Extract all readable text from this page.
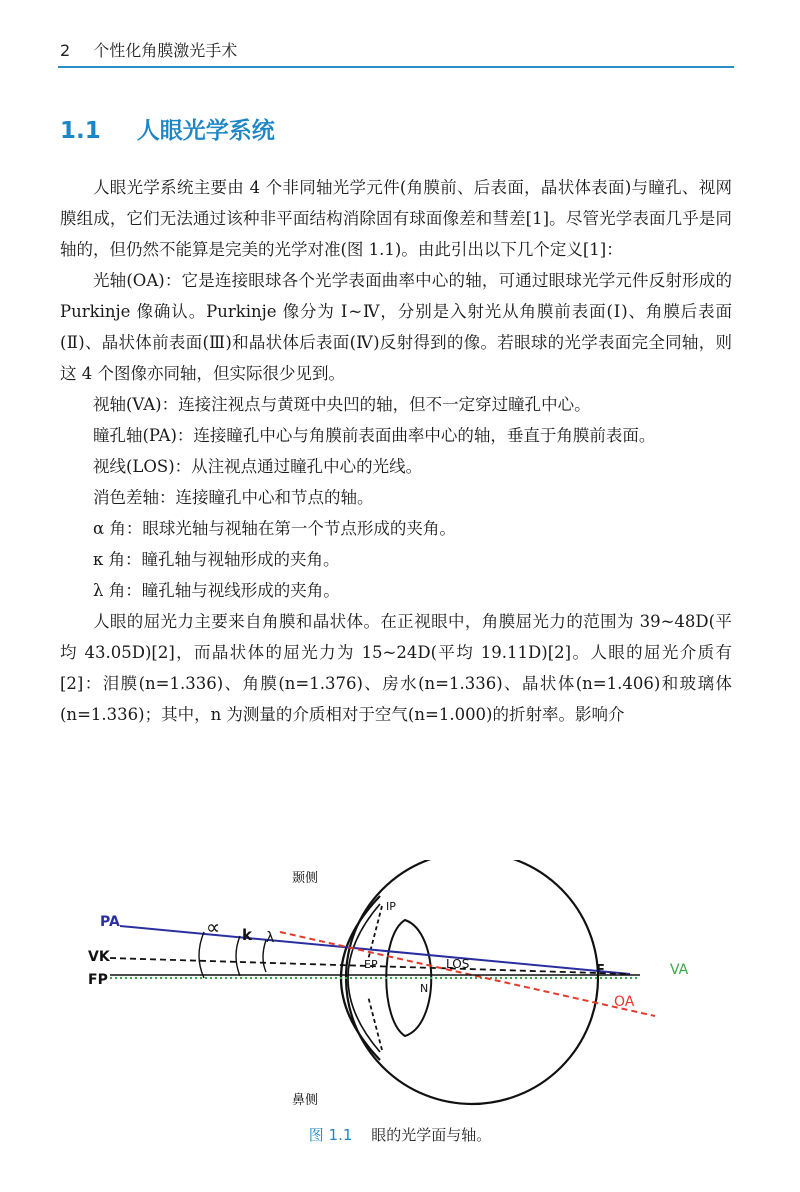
2 个性化角膜激光手术
1.1 人眼光学系统

人眼光学系统主要由 4 个非同轴光学元件(角膜前、后表面，晶状体表面)与瞳孔、视网膜组成，它们无法通过该种非平面结构消除固有球面像差和彗差[1]。尽管光学表面几乎是同轴的，但仍然不能算是完美的光学对准(图 1.1)。由此引出以下几个定义[1]：

光轴(OA)：它是连接眼球各个光学表面曲率中心的轴，可通过眼球光学元件反射形成的 Purkinje 像确认。Purkinje 像分为 Ⅰ~Ⅳ，分别是入射光从角膜前表面(Ⅰ)、角膜后表面(Ⅱ)、晶状体前表面(Ⅲ)和晶状体后表面(Ⅳ)反射得到的像。若眼球的光学表面完全同轴，则这 4 个图像亦同轴，但实际很少见到。

视轴(VA)：连接注视点与黄斑中央凹的轴，但不一定穿过瞳孔中心。

瞳孔轴(PA)：连接瞳孔中心与角膜前表面曲率中心的轴，垂直于角膜前表面。

视线(LOS)：从注视点通过瞳孔中心的光线。

消色差轴：连接瞳孔中心和节点的轴。

α 角：眼球光轴与视轴在第一个节点形成的夹角。

κ 角：瞳孔轴与视轴形成的夹角。

λ 角：瞳孔轴与视线形成的夹角。

人眼的屈光力主要来自角膜和晶状体。在正视眼中，角膜屈光力的范围为 39~48D(平均 43.05D)[2]，而晶状体的屈光力为 15~24D(平均 19.11D)[2]。人眼的屈光介质有[2]：泪膜(n=1.336)、角膜(n=1.376)、房水(n=1.336)、晶状体(n=1.406)和玻璃体(n=1.336)；其中，n 为测量的介质相对于空气(n=1.000)的折射率。影响介

颞侧
鼻侧
PA
VK
FP
∝ k λ
IP
EP
N
LOS	F	VA
OA
图 1.1 眼的光学面与轴。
********
**PROMPT:** Your task is to transcribe all of the records precisely, with no images included.

**RESULT:**
Extract all readable text from this page.
2 个性化角膜激光手术
1.1 人眼光学系统

人眼光学系统主要由 4 个非同轴光学元件(角膜前、后表面，晶状体表面)与瞳孔、视网膜组成，它们无法通过该种非平面结构消除固有球面像差和彗差[1]。尽管光学表面几乎是同轴的，但仍然不能算是完美的光学对准(图 1.1)。由此引出以下几个定义[1]：

光轴(OA)：它是连接眼球各个光学表面曲率中心的轴，可通过眼球光学元件反射形成的 Purkinje 像确认。Purkinje 像分为 Ⅰ~Ⅳ，分别是入射光从角膜前表面(Ⅰ)、角膜后表面(Ⅱ)、晶状体前表面(Ⅲ)和晶状体后表面(Ⅳ)反射得到的像。若眼球的光学表面完全同轴，则这 4 个图像亦同轴，但实际很少见到。

视轴(VA)：连接注视点与黄斑中央凹的轴，但不一定穿过瞳孔中心。

瞳孔轴(PA)：连接瞳孔中心与角膜前表面曲率中心的轴，垂直于角膜前表面。

视线(LOS)：从注视点通过瞳孔中心的光线。

消色差轴：连接瞳孔中心和节点的轴。

α 角：眼球光轴与视轴在第一个节点形成的夹角。

κ 角：瞳孔轴与视轴形成的夹角。

λ 角：瞳孔轴与视线形成的夹角。

人眼的屈光力主要来自角膜和晶状体。在正视眼中，角膜屈光力的范围为 39~48D(平均 43.05D)[2]，而晶状体的屈光力为 15~24D(平均 19.11D)[2]。人眼的屈光介质有[2]：泪膜(n=1.336)、角膜(n=1.376)、房水(n=1.336)、晶状体(n=1.406)和玻璃体(n=1.336)；其中，n 为测量的介质相对于空气(n=1.000)的折射率。影响介

颞侧
鼻侧
PA
VK
FP
∝ k λ
IP
EP
N
LOS	F	VA
OA
图 1.1 眼的光学面与轴。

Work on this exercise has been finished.